-------- Material for this task

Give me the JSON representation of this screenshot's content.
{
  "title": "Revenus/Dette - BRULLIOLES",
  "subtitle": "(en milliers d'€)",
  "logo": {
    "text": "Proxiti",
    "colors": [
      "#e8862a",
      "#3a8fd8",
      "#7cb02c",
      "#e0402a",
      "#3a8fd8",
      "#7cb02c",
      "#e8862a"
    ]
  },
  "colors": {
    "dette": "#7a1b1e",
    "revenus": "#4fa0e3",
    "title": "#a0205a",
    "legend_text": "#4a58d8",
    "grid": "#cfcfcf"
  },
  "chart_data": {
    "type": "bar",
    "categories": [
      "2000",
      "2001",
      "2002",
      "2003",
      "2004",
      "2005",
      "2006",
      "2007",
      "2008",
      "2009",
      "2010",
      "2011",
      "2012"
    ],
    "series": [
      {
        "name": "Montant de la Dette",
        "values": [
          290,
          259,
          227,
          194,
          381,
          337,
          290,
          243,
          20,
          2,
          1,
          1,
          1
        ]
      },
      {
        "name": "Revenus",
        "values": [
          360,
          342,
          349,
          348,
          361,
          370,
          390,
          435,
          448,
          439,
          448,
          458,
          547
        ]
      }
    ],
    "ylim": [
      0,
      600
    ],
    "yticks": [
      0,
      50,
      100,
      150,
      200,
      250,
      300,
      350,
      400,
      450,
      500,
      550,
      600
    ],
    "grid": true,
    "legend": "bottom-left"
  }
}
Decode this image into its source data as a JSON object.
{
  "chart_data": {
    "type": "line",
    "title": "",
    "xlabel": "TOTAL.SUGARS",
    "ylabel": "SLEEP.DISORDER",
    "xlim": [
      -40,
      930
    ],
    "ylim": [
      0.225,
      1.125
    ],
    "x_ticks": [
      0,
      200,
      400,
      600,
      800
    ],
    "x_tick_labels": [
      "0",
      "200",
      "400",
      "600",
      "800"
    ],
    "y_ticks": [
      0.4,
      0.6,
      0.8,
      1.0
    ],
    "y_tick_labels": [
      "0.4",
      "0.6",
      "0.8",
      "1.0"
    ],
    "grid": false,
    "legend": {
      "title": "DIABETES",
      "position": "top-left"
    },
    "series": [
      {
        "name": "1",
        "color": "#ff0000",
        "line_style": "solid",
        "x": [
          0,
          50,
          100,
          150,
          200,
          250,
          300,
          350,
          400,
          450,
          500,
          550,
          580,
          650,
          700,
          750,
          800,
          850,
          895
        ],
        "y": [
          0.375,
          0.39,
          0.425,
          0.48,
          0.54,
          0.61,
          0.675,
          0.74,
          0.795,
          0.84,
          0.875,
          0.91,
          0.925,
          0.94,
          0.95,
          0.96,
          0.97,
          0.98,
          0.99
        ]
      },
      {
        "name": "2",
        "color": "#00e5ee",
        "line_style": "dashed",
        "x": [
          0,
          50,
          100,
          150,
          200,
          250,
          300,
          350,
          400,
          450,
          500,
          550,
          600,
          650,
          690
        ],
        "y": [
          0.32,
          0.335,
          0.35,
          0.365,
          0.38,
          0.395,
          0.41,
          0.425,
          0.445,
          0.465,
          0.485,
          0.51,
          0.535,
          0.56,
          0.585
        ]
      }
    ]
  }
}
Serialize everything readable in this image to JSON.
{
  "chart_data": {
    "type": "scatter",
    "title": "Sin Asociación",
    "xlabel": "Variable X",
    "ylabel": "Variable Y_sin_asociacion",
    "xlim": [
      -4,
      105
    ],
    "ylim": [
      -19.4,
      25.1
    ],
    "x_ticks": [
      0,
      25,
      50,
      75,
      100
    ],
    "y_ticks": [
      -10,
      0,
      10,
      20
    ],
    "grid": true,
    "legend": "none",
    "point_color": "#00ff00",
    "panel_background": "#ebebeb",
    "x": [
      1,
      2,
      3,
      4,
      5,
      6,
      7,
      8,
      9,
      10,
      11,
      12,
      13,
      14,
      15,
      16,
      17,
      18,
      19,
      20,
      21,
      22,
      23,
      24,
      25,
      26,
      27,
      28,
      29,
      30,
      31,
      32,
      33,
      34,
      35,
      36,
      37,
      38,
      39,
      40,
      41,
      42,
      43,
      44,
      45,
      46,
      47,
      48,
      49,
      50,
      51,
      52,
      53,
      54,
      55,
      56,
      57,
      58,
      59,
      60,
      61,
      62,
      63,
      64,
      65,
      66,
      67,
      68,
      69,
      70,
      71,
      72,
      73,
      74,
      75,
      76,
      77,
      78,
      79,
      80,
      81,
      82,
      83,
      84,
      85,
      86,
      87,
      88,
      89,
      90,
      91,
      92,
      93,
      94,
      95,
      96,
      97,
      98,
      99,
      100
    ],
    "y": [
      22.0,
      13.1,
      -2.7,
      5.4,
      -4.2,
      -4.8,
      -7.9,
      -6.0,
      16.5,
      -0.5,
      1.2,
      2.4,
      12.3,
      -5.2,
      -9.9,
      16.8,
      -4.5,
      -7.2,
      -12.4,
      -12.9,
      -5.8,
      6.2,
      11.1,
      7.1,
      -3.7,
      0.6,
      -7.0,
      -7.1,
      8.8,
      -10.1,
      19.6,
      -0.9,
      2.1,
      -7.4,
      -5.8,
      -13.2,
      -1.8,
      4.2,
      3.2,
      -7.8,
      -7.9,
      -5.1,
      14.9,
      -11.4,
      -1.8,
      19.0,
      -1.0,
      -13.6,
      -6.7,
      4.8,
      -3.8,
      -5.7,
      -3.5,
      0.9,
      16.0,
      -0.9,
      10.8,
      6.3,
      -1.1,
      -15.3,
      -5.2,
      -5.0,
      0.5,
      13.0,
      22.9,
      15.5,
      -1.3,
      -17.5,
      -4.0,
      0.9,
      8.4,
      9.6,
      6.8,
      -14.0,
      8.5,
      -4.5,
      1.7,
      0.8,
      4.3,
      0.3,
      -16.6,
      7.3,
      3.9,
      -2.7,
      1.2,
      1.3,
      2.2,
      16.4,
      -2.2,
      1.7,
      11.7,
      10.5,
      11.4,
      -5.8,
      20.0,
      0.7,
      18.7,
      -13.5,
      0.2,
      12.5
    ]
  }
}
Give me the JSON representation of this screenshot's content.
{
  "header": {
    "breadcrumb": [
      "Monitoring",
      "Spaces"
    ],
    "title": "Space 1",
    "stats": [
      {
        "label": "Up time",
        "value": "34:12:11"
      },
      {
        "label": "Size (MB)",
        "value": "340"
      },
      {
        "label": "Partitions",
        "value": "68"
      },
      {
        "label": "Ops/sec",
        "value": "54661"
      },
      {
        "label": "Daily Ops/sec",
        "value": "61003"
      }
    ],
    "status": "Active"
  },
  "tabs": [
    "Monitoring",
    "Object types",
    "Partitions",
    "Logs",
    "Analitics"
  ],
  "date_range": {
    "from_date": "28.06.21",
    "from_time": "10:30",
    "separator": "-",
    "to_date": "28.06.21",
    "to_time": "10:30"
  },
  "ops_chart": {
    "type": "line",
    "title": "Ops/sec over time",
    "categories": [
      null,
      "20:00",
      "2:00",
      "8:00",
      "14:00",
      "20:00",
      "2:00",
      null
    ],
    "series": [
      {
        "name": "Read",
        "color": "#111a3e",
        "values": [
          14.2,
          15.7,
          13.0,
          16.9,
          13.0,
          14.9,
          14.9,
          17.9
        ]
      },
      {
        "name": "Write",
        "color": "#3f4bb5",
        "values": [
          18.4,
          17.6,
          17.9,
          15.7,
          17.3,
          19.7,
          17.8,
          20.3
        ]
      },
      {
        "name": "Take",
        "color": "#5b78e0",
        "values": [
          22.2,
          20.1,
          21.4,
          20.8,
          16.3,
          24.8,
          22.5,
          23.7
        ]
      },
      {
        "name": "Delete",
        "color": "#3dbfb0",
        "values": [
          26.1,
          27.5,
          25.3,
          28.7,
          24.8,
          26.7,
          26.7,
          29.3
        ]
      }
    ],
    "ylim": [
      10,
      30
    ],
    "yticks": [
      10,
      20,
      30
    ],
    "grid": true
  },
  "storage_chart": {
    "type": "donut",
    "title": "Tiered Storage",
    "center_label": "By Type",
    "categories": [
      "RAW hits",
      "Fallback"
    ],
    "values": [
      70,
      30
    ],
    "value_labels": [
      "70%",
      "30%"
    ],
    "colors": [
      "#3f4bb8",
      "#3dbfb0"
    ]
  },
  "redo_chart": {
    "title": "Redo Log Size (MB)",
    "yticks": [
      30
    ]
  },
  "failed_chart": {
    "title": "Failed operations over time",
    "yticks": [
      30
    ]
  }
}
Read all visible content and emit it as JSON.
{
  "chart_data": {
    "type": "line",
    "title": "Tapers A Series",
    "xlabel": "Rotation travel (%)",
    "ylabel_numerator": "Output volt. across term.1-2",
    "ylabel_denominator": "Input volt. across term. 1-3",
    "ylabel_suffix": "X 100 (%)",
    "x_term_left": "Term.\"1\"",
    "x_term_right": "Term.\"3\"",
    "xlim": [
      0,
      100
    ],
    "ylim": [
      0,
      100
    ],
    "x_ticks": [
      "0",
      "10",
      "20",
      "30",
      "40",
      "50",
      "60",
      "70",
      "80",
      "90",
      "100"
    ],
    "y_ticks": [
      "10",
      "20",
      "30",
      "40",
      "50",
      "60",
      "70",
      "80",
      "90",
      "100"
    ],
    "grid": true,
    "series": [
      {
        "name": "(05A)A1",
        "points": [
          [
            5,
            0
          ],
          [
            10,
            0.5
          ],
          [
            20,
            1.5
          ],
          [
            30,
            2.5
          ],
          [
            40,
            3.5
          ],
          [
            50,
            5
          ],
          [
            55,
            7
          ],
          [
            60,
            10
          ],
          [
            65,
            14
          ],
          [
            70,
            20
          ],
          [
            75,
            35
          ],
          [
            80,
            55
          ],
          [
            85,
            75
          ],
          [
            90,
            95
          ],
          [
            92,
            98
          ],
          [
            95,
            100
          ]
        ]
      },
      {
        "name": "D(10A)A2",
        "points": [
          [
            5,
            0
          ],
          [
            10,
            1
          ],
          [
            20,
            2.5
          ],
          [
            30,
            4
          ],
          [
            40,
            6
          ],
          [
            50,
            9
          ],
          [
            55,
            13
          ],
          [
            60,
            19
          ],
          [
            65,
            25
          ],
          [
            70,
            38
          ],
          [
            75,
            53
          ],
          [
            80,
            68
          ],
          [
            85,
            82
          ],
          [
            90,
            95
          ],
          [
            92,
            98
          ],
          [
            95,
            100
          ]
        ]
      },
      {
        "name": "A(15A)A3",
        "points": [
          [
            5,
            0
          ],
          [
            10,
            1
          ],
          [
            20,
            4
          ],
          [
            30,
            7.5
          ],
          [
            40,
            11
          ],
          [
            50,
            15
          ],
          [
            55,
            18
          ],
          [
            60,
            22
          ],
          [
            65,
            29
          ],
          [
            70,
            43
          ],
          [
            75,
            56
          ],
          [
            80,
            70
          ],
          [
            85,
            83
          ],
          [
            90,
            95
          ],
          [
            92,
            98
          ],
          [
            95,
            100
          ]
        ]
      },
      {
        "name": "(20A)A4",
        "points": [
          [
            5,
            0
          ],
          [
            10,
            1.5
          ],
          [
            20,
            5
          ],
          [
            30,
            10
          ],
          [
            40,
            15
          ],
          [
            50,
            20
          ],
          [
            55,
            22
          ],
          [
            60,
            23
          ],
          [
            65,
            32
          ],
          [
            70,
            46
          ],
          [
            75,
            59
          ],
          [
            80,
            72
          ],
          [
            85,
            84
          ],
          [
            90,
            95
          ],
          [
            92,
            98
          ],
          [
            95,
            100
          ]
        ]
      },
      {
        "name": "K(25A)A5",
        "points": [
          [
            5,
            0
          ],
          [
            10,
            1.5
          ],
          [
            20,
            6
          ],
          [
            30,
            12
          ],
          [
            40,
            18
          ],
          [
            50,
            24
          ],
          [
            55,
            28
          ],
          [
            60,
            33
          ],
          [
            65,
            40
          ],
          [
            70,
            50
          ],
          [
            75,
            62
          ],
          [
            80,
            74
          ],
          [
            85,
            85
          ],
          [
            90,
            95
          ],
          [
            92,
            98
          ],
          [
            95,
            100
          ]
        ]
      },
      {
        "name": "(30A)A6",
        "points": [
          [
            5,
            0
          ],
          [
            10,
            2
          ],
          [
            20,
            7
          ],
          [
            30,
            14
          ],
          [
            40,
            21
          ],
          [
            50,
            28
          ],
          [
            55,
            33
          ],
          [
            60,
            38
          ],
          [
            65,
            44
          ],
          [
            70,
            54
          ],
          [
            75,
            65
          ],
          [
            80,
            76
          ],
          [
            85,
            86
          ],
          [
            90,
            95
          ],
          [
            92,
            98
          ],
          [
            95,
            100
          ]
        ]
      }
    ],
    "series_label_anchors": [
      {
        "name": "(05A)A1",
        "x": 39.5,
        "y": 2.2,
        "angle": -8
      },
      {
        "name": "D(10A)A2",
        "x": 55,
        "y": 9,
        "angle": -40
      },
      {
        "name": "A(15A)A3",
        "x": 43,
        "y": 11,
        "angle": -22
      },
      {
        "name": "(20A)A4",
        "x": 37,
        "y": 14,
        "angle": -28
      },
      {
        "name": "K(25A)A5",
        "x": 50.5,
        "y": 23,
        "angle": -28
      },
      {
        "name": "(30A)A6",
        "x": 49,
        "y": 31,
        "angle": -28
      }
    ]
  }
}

----------------

In the records above, how many lines include the string "volt"? Answer with only the number.

Result of this task: 2